[Saved entries]
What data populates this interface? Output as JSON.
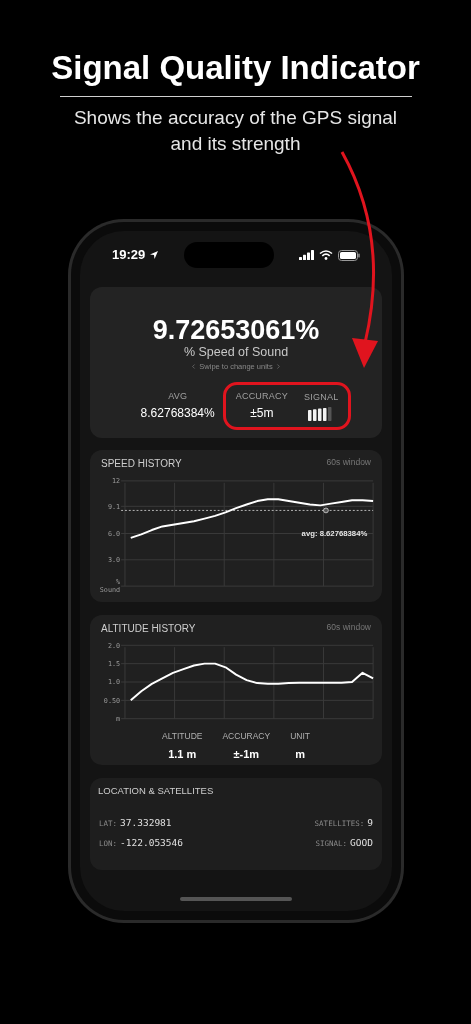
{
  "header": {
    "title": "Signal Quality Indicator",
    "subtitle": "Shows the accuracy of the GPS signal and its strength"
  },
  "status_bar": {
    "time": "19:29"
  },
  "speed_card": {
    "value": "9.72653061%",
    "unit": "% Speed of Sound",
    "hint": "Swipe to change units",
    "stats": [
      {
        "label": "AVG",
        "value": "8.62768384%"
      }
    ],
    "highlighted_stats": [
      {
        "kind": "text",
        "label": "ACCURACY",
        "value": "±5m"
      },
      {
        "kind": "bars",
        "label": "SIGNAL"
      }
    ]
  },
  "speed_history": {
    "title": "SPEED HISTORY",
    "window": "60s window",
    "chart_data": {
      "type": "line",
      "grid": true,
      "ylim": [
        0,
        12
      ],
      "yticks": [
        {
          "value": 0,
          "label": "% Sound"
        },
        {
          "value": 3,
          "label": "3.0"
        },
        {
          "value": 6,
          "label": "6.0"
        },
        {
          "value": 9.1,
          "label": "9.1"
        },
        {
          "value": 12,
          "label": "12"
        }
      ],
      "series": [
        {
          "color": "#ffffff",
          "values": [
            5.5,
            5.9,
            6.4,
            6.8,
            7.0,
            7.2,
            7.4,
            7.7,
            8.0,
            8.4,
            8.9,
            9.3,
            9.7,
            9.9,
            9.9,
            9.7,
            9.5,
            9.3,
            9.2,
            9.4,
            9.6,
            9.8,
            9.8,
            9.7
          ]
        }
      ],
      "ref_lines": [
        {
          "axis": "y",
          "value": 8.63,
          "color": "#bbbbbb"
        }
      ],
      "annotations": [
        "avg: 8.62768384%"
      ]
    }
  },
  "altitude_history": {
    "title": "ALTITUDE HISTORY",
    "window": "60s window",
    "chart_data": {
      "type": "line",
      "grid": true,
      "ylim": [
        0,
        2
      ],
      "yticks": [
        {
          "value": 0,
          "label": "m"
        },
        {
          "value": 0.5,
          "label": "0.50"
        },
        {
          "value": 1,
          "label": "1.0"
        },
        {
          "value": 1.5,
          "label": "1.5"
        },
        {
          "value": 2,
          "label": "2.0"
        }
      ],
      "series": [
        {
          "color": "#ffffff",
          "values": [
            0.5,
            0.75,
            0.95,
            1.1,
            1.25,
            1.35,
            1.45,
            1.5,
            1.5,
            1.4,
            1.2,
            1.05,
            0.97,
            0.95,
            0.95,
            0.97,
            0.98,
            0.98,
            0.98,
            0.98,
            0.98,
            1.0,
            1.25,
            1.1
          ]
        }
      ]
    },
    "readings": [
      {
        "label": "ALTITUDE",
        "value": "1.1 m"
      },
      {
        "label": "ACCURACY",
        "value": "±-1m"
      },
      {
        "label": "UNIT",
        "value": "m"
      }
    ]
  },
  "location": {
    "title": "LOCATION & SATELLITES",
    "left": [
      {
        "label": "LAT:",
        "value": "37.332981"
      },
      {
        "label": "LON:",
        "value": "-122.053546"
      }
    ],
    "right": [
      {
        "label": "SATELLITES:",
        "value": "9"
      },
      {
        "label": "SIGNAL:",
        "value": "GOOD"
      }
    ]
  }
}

TASK BRIEF: Output, exactly, all the records above; include no pictures.

WRITTEN SOLUTION:
What data populates this interface? Output as JSON.
{
  "header": {
    "title": "Signal Quality Indicator",
    "subtitle": "Shows the accuracy of the GPS signal and its strength"
  },
  "status_bar": {
    "time": "19:29"
  },
  "speed_card": {
    "value": "9.72653061%",
    "unit": "% Speed of Sound",
    "hint": "Swipe to change units",
    "stats": [
      {
        "label": "AVG",
        "value": "8.62768384%"
      }
    ],
    "highlighted_stats": [
      {
        "kind": "text",
        "label": "ACCURACY",
        "value": "±5m"
      },
      {
        "kind": "bars",
        "label": "SIGNAL"
      }
    ]
  },
  "speed_history": {
    "title": "SPEED HISTORY",
    "window": "60s window",
    "chart_data": {
      "type": "line",
      "grid": true,
      "ylim": [
        0,
        12
      ],
      "yticks": [
        {
          "value": 0,
          "label": "% Sound"
        },
        {
          "value": 3,
          "label": "3.0"
        },
        {
          "value": 6,
          "label": "6.0"
        },
        {
          "value": 9.1,
          "label": "9.1"
        },
        {
          "value": 12,
          "label": "12"
        }
      ],
      "series": [
        {
          "color": "#ffffff",
          "values": [
            5.5,
            5.9,
            6.4,
            6.8,
            7.0,
            7.2,
            7.4,
            7.7,
            8.0,
            8.4,
            8.9,
            9.3,
            9.7,
            9.9,
            9.9,
            9.7,
            9.5,
            9.3,
            9.2,
            9.4,
            9.6,
            9.8,
            9.8,
            9.7
          ]
        }
      ],
      "ref_lines": [
        {
          "axis": "y",
          "value": 8.63,
          "color": "#bbbbbb"
        }
      ],
      "annotations": [
        "avg: 8.62768384%"
      ]
    }
  },
  "altitude_history": {
    "title": "ALTITUDE HISTORY",
    "window": "60s window",
    "chart_data": {
      "type": "line",
      "grid": true,
      "ylim": [
        0,
        2
      ],
      "yticks": [
        {
          "value": 0,
          "label": "m"
        },
        {
          "value": 0.5,
          "label": "0.50"
        },
        {
          "value": 1,
          "label": "1.0"
        },
        {
          "value": 1.5,
          "label": "1.5"
        },
        {
          "value": 2,
          "label": "2.0"
        }
      ],
      "series": [
        {
          "color": "#ffffff",
          "values": [
            0.5,
            0.75,
            0.95,
            1.1,
            1.25,
            1.35,
            1.45,
            1.5,
            1.5,
            1.4,
            1.2,
            1.05,
            0.97,
            0.95,
            0.95,
            0.97,
            0.98,
            0.98,
            0.98,
            0.98,
            0.98,
            1.0,
            1.25,
            1.1
          ]
        }
      ]
    },
    "readings": [
      {
        "label": "ALTITUDE",
        "value": "1.1 m"
      },
      {
        "label": "ACCURACY",
        "value": "±-1m"
      },
      {
        "label": "UNIT",
        "value": "m"
      }
    ]
  },
  "location": {
    "title": "LOCATION & SATELLITES",
    "left": [
      {
        "label": "LAT:",
        "value": "37.332981"
      },
      {
        "label": "LON:",
        "value": "-122.053546"
      }
    ],
    "right": [
      {
        "label": "SATELLITES:",
        "value": "9"
      },
      {
        "label": "SIGNAL:",
        "value": "GOOD"
      }
    ]
  }
}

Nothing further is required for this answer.